> Entries provided
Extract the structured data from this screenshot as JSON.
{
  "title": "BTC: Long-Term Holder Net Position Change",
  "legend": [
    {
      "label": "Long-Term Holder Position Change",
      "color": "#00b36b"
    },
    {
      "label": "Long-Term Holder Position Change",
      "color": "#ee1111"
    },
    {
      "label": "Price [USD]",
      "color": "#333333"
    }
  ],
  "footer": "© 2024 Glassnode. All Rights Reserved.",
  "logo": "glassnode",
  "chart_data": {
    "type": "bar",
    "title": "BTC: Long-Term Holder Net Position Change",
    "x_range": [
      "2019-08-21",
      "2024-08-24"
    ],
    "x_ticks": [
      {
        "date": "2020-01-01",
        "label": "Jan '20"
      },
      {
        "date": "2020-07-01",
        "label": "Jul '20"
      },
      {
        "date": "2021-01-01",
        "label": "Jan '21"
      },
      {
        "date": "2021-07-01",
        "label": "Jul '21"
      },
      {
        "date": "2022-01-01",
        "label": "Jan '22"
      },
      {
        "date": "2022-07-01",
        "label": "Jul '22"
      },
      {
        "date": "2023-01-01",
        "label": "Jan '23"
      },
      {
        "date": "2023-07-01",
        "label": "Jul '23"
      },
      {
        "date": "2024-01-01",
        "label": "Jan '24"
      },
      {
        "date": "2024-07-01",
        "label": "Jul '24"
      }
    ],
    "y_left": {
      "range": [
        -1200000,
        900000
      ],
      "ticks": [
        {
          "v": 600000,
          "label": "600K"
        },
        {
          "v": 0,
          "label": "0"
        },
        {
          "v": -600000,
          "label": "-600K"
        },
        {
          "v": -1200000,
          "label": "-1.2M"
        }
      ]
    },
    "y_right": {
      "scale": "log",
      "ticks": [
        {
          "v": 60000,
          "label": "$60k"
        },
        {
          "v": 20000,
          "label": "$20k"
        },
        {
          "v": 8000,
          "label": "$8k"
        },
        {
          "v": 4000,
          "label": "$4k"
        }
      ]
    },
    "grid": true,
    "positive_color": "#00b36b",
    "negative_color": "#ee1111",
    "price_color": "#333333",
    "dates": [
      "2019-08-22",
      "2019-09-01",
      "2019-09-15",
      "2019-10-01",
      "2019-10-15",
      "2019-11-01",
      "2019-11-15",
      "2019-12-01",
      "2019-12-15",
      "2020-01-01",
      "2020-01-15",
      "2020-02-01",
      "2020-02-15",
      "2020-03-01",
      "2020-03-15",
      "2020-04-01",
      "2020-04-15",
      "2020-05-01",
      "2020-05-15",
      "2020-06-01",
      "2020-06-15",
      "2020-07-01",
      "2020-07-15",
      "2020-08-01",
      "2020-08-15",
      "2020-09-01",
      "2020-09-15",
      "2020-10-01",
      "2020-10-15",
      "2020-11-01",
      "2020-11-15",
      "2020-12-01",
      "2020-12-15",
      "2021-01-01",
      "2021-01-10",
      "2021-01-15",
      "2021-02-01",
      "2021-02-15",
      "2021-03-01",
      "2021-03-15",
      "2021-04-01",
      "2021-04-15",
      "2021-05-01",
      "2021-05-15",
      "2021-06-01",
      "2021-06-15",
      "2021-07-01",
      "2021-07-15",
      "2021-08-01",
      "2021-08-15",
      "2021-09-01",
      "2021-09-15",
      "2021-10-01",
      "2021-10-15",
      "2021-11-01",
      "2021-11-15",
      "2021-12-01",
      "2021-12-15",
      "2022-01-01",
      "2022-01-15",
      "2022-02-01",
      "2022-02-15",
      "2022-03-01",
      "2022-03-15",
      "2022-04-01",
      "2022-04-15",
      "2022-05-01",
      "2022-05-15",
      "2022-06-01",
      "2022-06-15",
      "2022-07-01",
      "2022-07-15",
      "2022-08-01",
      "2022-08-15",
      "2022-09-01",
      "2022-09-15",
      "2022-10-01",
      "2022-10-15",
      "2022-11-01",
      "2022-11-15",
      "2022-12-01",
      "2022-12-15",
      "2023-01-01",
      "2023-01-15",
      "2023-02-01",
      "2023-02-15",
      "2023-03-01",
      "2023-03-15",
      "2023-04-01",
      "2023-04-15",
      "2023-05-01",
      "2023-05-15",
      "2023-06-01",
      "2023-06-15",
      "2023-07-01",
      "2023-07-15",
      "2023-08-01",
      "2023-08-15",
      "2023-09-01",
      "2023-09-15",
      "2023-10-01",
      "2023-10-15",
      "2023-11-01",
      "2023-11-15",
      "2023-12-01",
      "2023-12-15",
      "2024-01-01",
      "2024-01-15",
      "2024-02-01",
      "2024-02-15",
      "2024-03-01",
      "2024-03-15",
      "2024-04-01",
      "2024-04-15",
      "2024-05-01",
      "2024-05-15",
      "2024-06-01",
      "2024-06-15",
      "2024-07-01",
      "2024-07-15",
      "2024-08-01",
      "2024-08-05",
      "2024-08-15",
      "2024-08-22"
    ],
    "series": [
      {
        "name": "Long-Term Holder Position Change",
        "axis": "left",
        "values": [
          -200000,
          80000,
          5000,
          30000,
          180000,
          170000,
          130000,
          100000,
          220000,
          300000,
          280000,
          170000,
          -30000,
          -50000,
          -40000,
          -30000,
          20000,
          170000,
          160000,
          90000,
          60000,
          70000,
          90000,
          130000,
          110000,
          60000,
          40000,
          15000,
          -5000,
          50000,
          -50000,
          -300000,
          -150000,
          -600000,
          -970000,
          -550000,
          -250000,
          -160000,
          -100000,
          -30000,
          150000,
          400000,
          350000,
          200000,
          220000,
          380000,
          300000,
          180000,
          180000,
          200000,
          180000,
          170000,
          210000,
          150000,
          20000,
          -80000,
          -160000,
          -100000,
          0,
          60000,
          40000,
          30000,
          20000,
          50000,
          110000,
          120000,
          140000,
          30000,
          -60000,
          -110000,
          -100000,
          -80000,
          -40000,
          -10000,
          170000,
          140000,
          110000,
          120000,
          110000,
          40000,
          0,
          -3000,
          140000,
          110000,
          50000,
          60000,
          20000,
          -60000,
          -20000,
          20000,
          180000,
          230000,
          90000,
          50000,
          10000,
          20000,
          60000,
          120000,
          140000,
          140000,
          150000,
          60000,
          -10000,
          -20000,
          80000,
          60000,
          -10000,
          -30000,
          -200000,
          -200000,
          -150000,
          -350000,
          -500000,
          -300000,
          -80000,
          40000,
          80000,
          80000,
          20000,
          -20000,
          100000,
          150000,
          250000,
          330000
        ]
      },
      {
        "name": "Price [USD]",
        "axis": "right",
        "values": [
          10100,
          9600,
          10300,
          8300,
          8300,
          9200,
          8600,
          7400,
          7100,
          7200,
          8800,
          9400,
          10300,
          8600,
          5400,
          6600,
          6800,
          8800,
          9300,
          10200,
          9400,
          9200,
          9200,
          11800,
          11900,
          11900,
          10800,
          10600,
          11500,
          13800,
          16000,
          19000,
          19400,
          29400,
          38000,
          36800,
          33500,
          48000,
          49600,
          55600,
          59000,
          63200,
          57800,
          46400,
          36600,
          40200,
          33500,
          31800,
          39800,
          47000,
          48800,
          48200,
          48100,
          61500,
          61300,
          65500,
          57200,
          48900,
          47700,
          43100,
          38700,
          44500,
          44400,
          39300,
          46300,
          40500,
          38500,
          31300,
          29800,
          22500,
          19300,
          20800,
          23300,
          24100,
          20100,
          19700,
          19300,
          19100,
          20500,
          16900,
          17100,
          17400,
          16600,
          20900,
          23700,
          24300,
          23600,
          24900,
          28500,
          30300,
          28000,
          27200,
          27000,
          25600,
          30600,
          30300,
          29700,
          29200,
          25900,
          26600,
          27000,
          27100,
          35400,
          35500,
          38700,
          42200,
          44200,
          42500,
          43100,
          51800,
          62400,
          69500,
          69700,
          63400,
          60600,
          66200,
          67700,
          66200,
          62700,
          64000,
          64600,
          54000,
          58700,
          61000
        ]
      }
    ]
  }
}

> Exercise goal
Your answer should be one number: the count of lines in the data above that include the word "title".

> Task result
2